* begin Supplied information *

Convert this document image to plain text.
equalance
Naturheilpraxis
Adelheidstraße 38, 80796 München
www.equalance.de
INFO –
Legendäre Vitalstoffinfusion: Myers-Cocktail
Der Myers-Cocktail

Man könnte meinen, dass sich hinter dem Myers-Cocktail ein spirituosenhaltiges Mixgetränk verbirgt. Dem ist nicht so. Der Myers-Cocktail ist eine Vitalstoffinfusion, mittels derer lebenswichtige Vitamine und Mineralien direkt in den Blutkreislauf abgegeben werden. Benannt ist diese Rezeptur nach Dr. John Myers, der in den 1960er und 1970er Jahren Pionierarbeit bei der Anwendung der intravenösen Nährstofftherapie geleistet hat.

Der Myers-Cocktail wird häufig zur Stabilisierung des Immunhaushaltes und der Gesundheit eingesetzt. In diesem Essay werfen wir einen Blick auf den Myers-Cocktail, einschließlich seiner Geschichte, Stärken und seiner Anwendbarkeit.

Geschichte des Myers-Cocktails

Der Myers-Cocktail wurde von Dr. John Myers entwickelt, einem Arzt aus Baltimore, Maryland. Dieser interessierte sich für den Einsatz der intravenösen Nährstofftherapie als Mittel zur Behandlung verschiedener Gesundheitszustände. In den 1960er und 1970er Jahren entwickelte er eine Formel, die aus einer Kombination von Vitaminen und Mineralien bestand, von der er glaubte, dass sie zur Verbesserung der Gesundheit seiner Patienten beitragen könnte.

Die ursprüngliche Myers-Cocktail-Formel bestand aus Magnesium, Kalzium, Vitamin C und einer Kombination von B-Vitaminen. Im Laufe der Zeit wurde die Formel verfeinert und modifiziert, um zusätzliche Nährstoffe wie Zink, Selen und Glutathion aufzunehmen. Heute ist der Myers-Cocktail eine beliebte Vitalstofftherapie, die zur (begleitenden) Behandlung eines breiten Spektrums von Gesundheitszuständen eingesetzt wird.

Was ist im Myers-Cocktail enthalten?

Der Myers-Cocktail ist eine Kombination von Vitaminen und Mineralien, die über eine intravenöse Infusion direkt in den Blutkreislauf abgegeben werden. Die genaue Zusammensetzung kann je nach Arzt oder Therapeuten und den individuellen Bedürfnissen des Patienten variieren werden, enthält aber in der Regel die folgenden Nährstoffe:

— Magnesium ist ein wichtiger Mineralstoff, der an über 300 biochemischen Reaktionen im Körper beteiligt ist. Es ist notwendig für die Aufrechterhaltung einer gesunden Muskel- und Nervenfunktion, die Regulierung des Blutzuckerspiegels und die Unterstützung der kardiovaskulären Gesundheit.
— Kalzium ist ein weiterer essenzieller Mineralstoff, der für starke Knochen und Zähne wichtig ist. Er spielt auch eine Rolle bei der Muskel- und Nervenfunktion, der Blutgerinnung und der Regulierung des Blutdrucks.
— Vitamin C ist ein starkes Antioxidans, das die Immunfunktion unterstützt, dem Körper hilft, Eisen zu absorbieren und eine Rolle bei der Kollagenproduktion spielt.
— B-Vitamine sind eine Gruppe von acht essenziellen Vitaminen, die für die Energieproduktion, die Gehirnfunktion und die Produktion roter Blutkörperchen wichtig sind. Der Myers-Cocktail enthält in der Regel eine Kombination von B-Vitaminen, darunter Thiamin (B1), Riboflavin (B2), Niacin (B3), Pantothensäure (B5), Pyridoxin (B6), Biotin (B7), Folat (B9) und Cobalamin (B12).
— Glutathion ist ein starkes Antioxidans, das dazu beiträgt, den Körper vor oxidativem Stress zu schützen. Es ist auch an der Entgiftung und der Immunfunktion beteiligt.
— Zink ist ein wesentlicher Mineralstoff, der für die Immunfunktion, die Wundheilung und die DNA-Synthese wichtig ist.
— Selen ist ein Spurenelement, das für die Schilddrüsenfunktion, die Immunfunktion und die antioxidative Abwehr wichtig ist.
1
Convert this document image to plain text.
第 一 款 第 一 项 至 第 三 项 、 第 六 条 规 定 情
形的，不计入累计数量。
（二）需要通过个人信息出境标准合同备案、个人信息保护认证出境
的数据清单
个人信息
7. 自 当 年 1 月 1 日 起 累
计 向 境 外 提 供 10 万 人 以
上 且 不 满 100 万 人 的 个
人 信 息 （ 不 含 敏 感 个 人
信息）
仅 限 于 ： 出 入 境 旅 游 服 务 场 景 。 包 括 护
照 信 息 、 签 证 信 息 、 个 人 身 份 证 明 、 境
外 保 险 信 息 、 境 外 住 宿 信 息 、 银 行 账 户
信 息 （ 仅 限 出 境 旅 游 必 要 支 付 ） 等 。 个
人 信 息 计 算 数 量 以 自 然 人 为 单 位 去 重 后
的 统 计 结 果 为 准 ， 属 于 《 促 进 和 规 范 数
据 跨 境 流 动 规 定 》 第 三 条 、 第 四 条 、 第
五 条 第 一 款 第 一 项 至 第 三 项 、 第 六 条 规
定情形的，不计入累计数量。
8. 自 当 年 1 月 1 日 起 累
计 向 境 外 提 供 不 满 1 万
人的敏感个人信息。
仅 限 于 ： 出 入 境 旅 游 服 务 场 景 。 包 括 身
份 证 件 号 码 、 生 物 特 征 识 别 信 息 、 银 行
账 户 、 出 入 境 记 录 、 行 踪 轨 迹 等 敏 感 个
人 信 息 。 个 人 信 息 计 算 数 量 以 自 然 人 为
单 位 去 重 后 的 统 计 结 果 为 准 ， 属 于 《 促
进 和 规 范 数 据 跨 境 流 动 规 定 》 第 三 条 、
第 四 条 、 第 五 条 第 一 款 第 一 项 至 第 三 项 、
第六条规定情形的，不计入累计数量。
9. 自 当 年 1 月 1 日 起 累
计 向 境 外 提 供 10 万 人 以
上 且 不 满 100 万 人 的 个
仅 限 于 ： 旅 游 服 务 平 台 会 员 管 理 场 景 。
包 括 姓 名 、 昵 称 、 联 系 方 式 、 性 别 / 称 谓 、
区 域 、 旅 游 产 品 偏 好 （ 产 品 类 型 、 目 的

* end Supplied information *

**Required task**.
Return all of the data precisely as it appears.

**Task output**.
Convert this document image to plain text.
equalance
Naturheilpraxis
Adelheidstraße 38, 80796 München
www.equalance.de
INFO –
Legendäre Vitalstoffinfusion: Myers-Cocktail
Der Myers-Cocktail

Man könnte meinen, dass sich hinter dem Myers-Cocktail ein spirituosenhaltiges Mixgetränk verbirgt. Dem ist nicht so. Der Myers-Cocktail ist eine Vitalstoffinfusion, mittels derer lebenswichtige Vitamine und Mineralien direkt in den Blutkreislauf abgegeben werden. Benannt ist diese Rezeptur nach Dr. John Myers, der in den 1960er und 1970er Jahren Pionierarbeit bei der Anwendung der intravenösen Nährstofftherapie geleistet hat.

Der Myers-Cocktail wird häufig zur Stabilisierung des Immunhaushaltes und der Gesundheit eingesetzt. In diesem Essay werfen wir einen Blick auf den Myers-Cocktail, einschließlich seiner Geschichte, Stärken und seiner Anwendbarkeit.

Geschichte des Myers-Cocktails

Der Myers-Cocktail wurde von Dr. John Myers entwickelt, einem Arzt aus Baltimore, Maryland. Dieser interessierte sich für den Einsatz der intravenösen Nährstofftherapie als Mittel zur Behandlung verschiedener Gesundheitszustände. In den 1960er und 1970er Jahren entwickelte er eine Formel, die aus einer Kombination von Vitaminen und Mineralien bestand, von der er glaubte, dass sie zur Verbesserung der Gesundheit seiner Patienten beitragen könnte.

Die ursprüngliche Myers-Cocktail-Formel bestand aus Magnesium, Kalzium, Vitamin C und einer Kombination von B-Vitaminen. Im Laufe der Zeit wurde die Formel verfeinert und modifiziert, um zusätzliche Nährstoffe wie Zink, Selen und Glutathion aufzunehmen. Heute ist der Myers-Cocktail eine beliebte Vitalstofftherapie, die zur (begleitenden) Behandlung eines breiten Spektrums von Gesundheitszuständen eingesetzt wird.

Was ist im Myers-Cocktail enthalten?

Der Myers-Cocktail ist eine Kombination von Vitaminen und Mineralien, die über eine intravenöse Infusion direkt in den Blutkreislauf abgegeben werden. Die genaue Zusammensetzung kann je nach Arzt oder Therapeuten und den individuellen Bedürfnissen des Patienten variieren werden, enthält aber in der Regel die folgenden Nährstoffe:

— Magnesium ist ein wichtiger Mineralstoff, der an über 300 biochemischen Reaktionen im Körper beteiligt ist. Es ist notwendig für die Aufrechterhaltung einer gesunden Muskel- und Nervenfunktion, die Regulierung des Blutzuckerspiegels und die Unterstützung der kardiovaskulären Gesundheit.
— Kalzium ist ein weiterer essenzieller Mineralstoff, der für starke Knochen und Zähne wichtig ist. Er spielt auch eine Rolle bei der Muskel- und Nervenfunktion, der Blutgerinnung und der Regulierung des Blutdrucks.
— Vitamin C ist ein starkes Antioxidans, das die Immunfunktion unterstützt, dem Körper hilft, Eisen zu absorbieren und eine Rolle bei der Kollagenproduktion spielt.
— B-Vitamine sind eine Gruppe von acht essenziellen Vitaminen, die für die Energieproduktion, die Gehirnfunktion und die Produktion roter Blutkörperchen wichtig sind. Der Myers-Cocktail enthält in der Regel eine Kombination von B-Vitaminen, darunter Thiamin (B1), Riboflavin (B2), Niacin (B3), Pantothensäure (B5), Pyridoxin (B6), Biotin (B7), Folat (B9) und Cobalamin (B12).
— Glutathion ist ein starkes Antioxidans, das dazu beiträgt, den Körper vor oxidativem Stress zu schützen. Es ist auch an der Entgiftung und der Immunfunktion beteiligt.
— Zink ist ein wesentlicher Mineralstoff, der für die Immunfunktion, die Wundheilung und die DNA-Synthese wichtig ist.
— Selen ist ein Spurenelement, das für die Schilddrüsenfunktion, die Immunfunktion und die antioxidative Abwehr wichtig ist.
1
Convert this document image to plain text.
第 一 款 第 一 项 至 第 三 项 、 第 六 条 规 定 情
形的，不计入累计数量。
（二）需要通过个人信息出境标准合同备案、个人信息保护认证出境
的数据清单
个人信息
7. 自 当 年 1 月 1 日 起 累
计 向 境 外 提 供 10 万 人 以
上 且 不 满 100 万 人 的 个
人 信 息 （ 不 含 敏 感 个 人
信息）
仅 限 于 ： 出 入 境 旅 游 服 务 场 景 。 包 括 护
照 信 息 、 签 证 信 息 、 个 人 身 份 证 明 、 境
外 保 险 信 息 、 境 外 住 宿 信 息 、 银 行 账 户
信 息 （ 仅 限 出 境 旅 游 必 要 支 付 ） 等 。 个
人 信 息 计 算 数 量 以 自 然 人 为 单 位 去 重 后
的 统 计 结 果 为 准 ， 属 于 《 促 进 和 规 范 数
据 跨 境 流 动 规 定 》 第 三 条 、 第 四 条 、 第
五 条 第 一 款 第 一 项 至 第 三 项 、 第 六 条 规
定情形的，不计入累计数量。
8. 自 当 年 1 月 1 日 起 累
计 向 境 外 提 供 不 满 1 万
人的敏感个人信息。
仅 限 于 ： 出 入 境 旅 游 服 务 场 景 。 包 括 身
份 证 件 号 码 、 生 物 特 征 识 别 信 息 、 银 行
账 户 、 出 入 境 记 录 、 行 踪 轨 迹 等 敏 感 个
人 信 息 。 个 人 信 息 计 算 数 量 以 自 然 人 为
单 位 去 重 后 的 统 计 结 果 为 准 ， 属 于 《 促
进 和 规 范 数 据 跨 境 流 动 规 定 》 第 三 条 、
第 四 条 、 第 五 条 第 一 款 第 一 项 至 第 三 项 、
第六条规定情形的，不计入累计数量。
9. 自 当 年 1 月 1 日 起 累
计 向 境 外 提 供 10 万 人 以
上 且 不 满 100 万 人 的 个
仅 限 于 ： 旅 游 服 务 平 台 会 员 管 理 场 景 。
包 括 姓 名 、 昵 称 、 联 系 方 式 、 性 别 / 称 谓 、
区 域 、 旅 游 产 品 偏 好 （ 产 品 类 型 、 目 的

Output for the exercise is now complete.